=== DATA FOR THE TASK ===

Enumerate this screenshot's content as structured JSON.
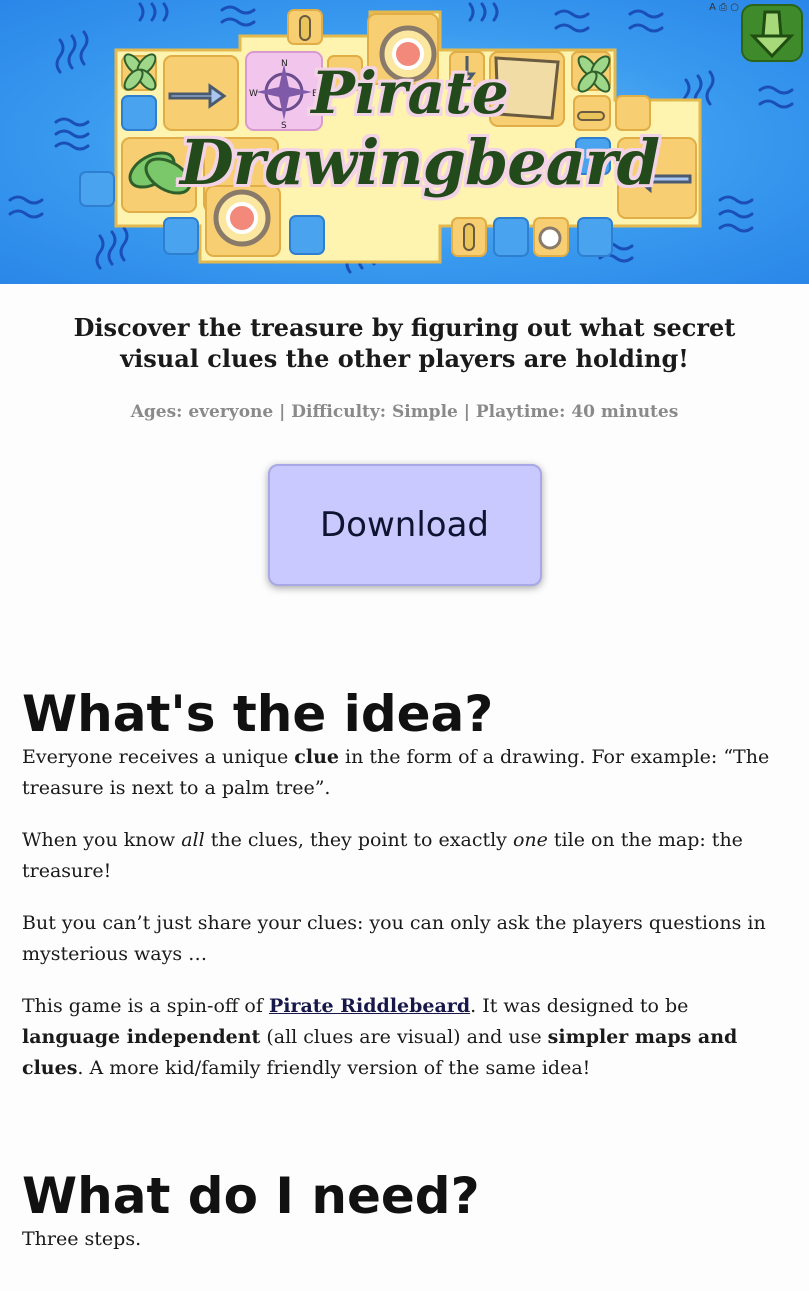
{
  "hero": {
    "title_line1": "Pirate",
    "title_line2": "Drawingbeard",
    "compass": {
      "n": "N",
      "s": "S",
      "e": "E",
      "w": "W"
    },
    "status_icons": "A ⎙ ○"
  },
  "colors": {
    "ocean": "#3a9bef",
    "tile": "#f7cf72",
    "title": "#234a1a",
    "download_bg": "#c9c8ff",
    "meta_text": "#8a8a8a"
  },
  "tagline": "Discover the treasure by figuring out what secret visual clues the other players are holding!",
  "meta": {
    "ages": "Ages: everyone",
    "difficulty": "Difficulty: Simple",
    "playtime": "Playtime: 40 minutes",
    "separator": "|"
  },
  "download_label": "Download",
  "idea": {
    "heading": "What's the idea?",
    "p1_a": "Everyone receives a unique ",
    "p1_b": "clue",
    "p1_c": " in the form of a drawing. For example: “The treasure is next to a palm tree”.",
    "p2_a": "When you know ",
    "p2_b": "all",
    "p2_c": " the clues, they point to exactly ",
    "p2_d": "one",
    "p2_e": " tile on the map: the treasure!",
    "p3": "But you can’t just share your clues: you can only ask the players questions in mysterious ways …",
    "p4_a": "This game is a spin-off of ",
    "p4_link": "Pirate Riddlebeard",
    "p4_b": ". It was designed to be ",
    "p4_c": "language independent",
    "p4_d": " (all clues are visual) and use ",
    "p4_e": "simpler maps and clues",
    "p4_f": ". A more kid/family friendly version of the same idea!"
  },
  "need": {
    "heading": "What do I need?",
    "p1": "Three steps."
  }
}
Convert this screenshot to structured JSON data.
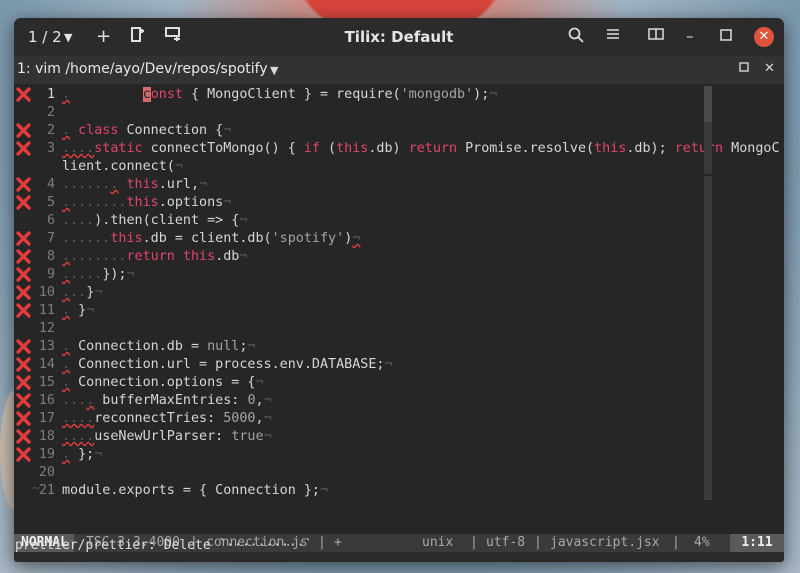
{
  "titlebar": {
    "session": "1 / 2",
    "title": "Tilix: Default"
  },
  "terminal": {
    "title": "1: vim /home/ayo/Dev/repos/spotify"
  },
  "editor": {
    "lines": [
      {
        "n": "1",
        "err": true,
        "current": true
      },
      {
        "n": "2",
        "err": false
      },
      {
        "n": "2",
        "err": true
      },
      {
        "n": "3",
        "err": true
      },
      {
        "n": "4",
        "err": true
      },
      {
        "n": "5",
        "err": true
      },
      {
        "n": "6",
        "err": false
      },
      {
        "n": "7",
        "err": true
      },
      {
        "n": "8",
        "err": true
      },
      {
        "n": "9",
        "err": true
      },
      {
        "n": "10",
        "err": true
      },
      {
        "n": "11",
        "err": true
      },
      {
        "n": "12",
        "err": false
      },
      {
        "n": "13",
        "err": true
      },
      {
        "n": "14",
        "err": true
      },
      {
        "n": "15",
        "err": true
      },
      {
        "n": "16",
        "err": true
      },
      {
        "n": "17",
        "err": true
      },
      {
        "n": "18",
        "err": true
      },
      {
        "n": "19",
        "err": true
      },
      {
        "n": "20",
        "err": false
      },
      {
        "n": "21",
        "err": false
      }
    ],
    "line_numbers": [
      "1",
      "2",
      "3",
      "",
      "4",
      "5",
      "6",
      "7",
      "8",
      "9",
      "10",
      "11",
      "12",
      "13",
      "14",
      "15",
      "16",
      "17",
      "18",
      "19",
      "",
      "21"
    ]
  },
  "status": {
    "mode": "NORMAL",
    "tsc": "TSC 3.3.4000",
    "file": "connection.js",
    "modified": "+",
    "fileformat": "unix",
    "encoding": "utf-8",
    "filetype": "javascript.jsx",
    "percent": "4%",
    "position": "1:11"
  },
  "message": "prettier/prettier: Delete `··········`",
  "colors": {
    "keyword": "#e0446a",
    "error_mark": "#e23b3b",
    "close_button": "#e0533d"
  }
}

===

*BRIEF*
Write out all the entries exactly, except for the pictures.

*COMPLETE OUTPUT*
Enumerate this screenshot's content as structured JSON.
{
  "hero": {
    "title_line1": "Pirate",
    "title_line2": "Drawingbeard",
    "compass": {
      "n": "N",
      "s": "S",
      "e": "E",
      "w": "W"
    },
    "status_icons": "A ⎙ ○"
  },
  "colors": {
    "ocean": "#3a9bef",
    "tile": "#f7cf72",
    "title": "#234a1a",
    "download_bg": "#c9c8ff",
    "meta_text": "#8a8a8a"
  },
  "tagline": "Discover the treasure by figuring out what secret visual clues the other players are holding!",
  "meta": {
    "ages": "Ages: everyone",
    "difficulty": "Difficulty: Simple",
    "playtime": "Playtime: 40 minutes",
    "separator": "|"
  },
  "download_label": "Download",
  "idea": {
    "heading": "What's the idea?",
    "p1_a": "Everyone receives a unique ",
    "p1_b": "clue",
    "p1_c": " in the form of a drawing. For example: “The treasure is next to a palm tree”.",
    "p2_a": "When you know ",
    "p2_b": "all",
    "p2_c": " the clues, they point to exactly ",
    "p2_d": "one",
    "p2_e": " tile on the map: the treasure!",
    "p3": "But you can’t just share your clues: you can only ask the players questions in mysterious ways …",
    "p4_a": "This game is a spin-off of ",
    "p4_link": "Pirate Riddlebeard",
    "p4_b": ". It was designed to be ",
    "p4_c": "language independent",
    "p4_d": " (all clues are visual) and use ",
    "p4_e": "simpler maps and clues",
    "p4_f": ". A more kid/family friendly version of the same idea!"
  },
  "need": {
    "heading": "What do I need?",
    "p1": "Three steps."
  }
}
Convert this screenshot to structured JSON data.
{
  "titlebar": {
    "session": "1 / 2",
    "title": "Tilix: Default"
  },
  "terminal": {
    "title": "1: vim /home/ayo/Dev/repos/spotify"
  },
  "editor": {
    "lines": [
      {
        "n": "1",
        "err": true,
        "current": true
      },
      {
        "n": "2",
        "err": false
      },
      {
        "n": "2",
        "err": true
      },
      {
        "n": "3",
        "err": true
      },
      {
        "n": "4",
        "err": true
      },
      {
        "n": "5",
        "err": true
      },
      {
        "n": "6",
        "err": false
      },
      {
        "n": "7",
        "err": true
      },
      {
        "n": "8",
        "err": true
      },
      {
        "n": "9",
        "err": true
      },
      {
        "n": "10",
        "err": true
      },
      {
        "n": "11",
        "err": true
      },
      {
        "n": "12",
        "err": false
      },
      {
        "n": "13",
        "err": true
      },
      {
        "n": "14",
        "err": true
      },
      {
        "n": "15",
        "err": true
      },
      {
        "n": "16",
        "err": true
      },
      {
        "n": "17",
        "err": true
      },
      {
        "n": "18",
        "err": true
      },
      {
        "n": "19",
        "err": true
      },
      {
        "n": "20",
        "err": false
      },
      {
        "n": "21",
        "err": false
      }
    ],
    "line_numbers": [
      "1",
      "2",
      "3",
      "",
      "4",
      "5",
      "6",
      "7",
      "8",
      "9",
      "10",
      "11",
      "12",
      "13",
      "14",
      "15",
      "16",
      "17",
      "18",
      "19",
      "",
      "21"
    ]
  },
  "status": {
    "mode": "NORMAL",
    "tsc": "TSC 3.3.4000",
    "file": "connection.js",
    "modified": "+",
    "fileformat": "unix",
    "encoding": "utf-8",
    "filetype": "javascript.jsx",
    "percent": "4%",
    "position": "1:11"
  },
  "message": "prettier/prettier: Delete `··········`",
  "colors": {
    "keyword": "#e0446a",
    "error_mark": "#e23b3b",
    "close_button": "#e0533d"
  }
}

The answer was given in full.